▶ Task objective:
All entries are to be quoted exactly; the images stay out of the copy.

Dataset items
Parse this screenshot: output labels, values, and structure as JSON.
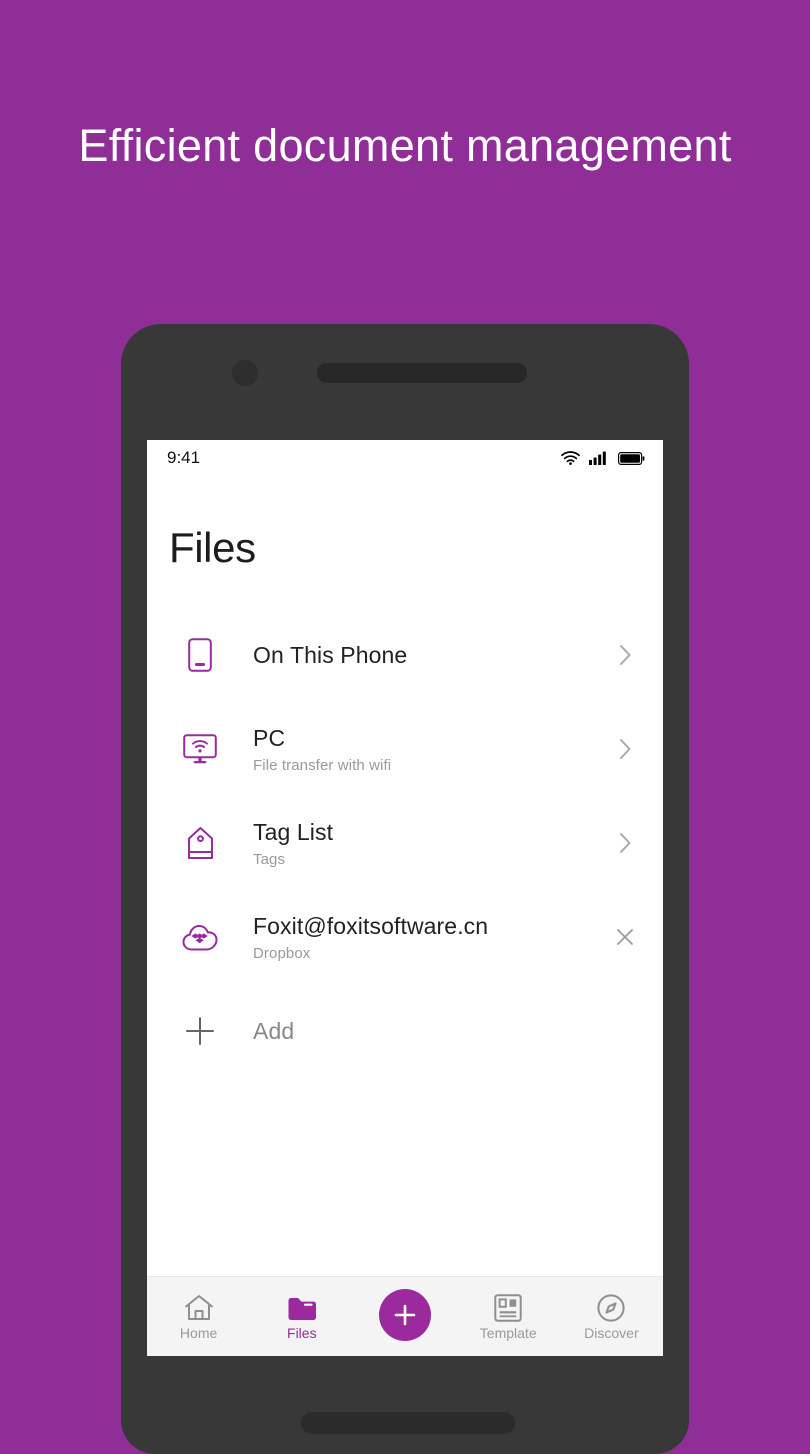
{
  "headline": "Efficient document management",
  "colors": {
    "background_purple": "#8f2e96",
    "accent_purple": "#9a2a9e",
    "device_frame": "#383838",
    "screen_white": "#ffffff",
    "navbar_grey": "#f4f4f4",
    "muted_text": "#9a9a9a"
  },
  "statusbar": {
    "time": "9:41",
    "icons": [
      "wifi-icon",
      "cellular-signal-icon",
      "battery-icon"
    ]
  },
  "screen": {
    "title": "Files",
    "items": [
      {
        "icon": "phone-icon",
        "title": "On This Phone",
        "subtitle": "",
        "action": "chevron-right-icon"
      },
      {
        "icon": "monitor-wifi-icon",
        "title": "PC",
        "subtitle": "File transfer with wifi",
        "action": "chevron-right-icon"
      },
      {
        "icon": "tag-icon",
        "title": "Tag List",
        "subtitle": "Tags",
        "action": "chevron-right-icon"
      },
      {
        "icon": "dropbox-cloud-icon",
        "title": "Foxit@foxitsoftware.cn",
        "subtitle": "Dropbox",
        "action": "close-icon"
      },
      {
        "icon": "plus-icon",
        "title": "Add",
        "subtitle": "",
        "action": ""
      }
    ]
  },
  "navbar": {
    "items": [
      {
        "label": "Home",
        "icon": "home-icon",
        "active": false
      },
      {
        "label": "Files",
        "icon": "folder-icon",
        "active": true
      },
      {
        "label": "Template",
        "icon": "template-icon",
        "active": false
      },
      {
        "label": "Discover",
        "icon": "compass-icon",
        "active": false
      }
    ],
    "fab": {
      "icon": "plus-icon",
      "label": ""
    }
  }
}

▶ Expected output:
Parse this screenshot: output labels, values, and structure as JSON.
{
  "headline": "Efficient document management",
  "colors": {
    "background_purple": "#8f2e96",
    "accent_purple": "#9a2a9e",
    "device_frame": "#383838",
    "screen_white": "#ffffff",
    "navbar_grey": "#f4f4f4",
    "muted_text": "#9a9a9a"
  },
  "statusbar": {
    "time": "9:41",
    "icons": [
      "wifi-icon",
      "cellular-signal-icon",
      "battery-icon"
    ]
  },
  "screen": {
    "title": "Files",
    "items": [
      {
        "icon": "phone-icon",
        "title": "On This Phone",
        "subtitle": "",
        "action": "chevron-right-icon"
      },
      {
        "icon": "monitor-wifi-icon",
        "title": "PC",
        "subtitle": "File transfer with wifi",
        "action": "chevron-right-icon"
      },
      {
        "icon": "tag-icon",
        "title": "Tag List",
        "subtitle": "Tags",
        "action": "chevron-right-icon"
      },
      {
        "icon": "dropbox-cloud-icon",
        "title": "Foxit@foxitsoftware.cn",
        "subtitle": "Dropbox",
        "action": "close-icon"
      },
      {
        "icon": "plus-icon",
        "title": "Add",
        "subtitle": "",
        "action": ""
      }
    ]
  },
  "navbar": {
    "items": [
      {
        "label": "Home",
        "icon": "home-icon",
        "active": false
      },
      {
        "label": "Files",
        "icon": "folder-icon",
        "active": true
      },
      {
        "label": "Template",
        "icon": "template-icon",
        "active": false
      },
      {
        "label": "Discover",
        "icon": "compass-icon",
        "active": false
      }
    ],
    "fab": {
      "icon": "plus-icon",
      "label": ""
    }
  }
}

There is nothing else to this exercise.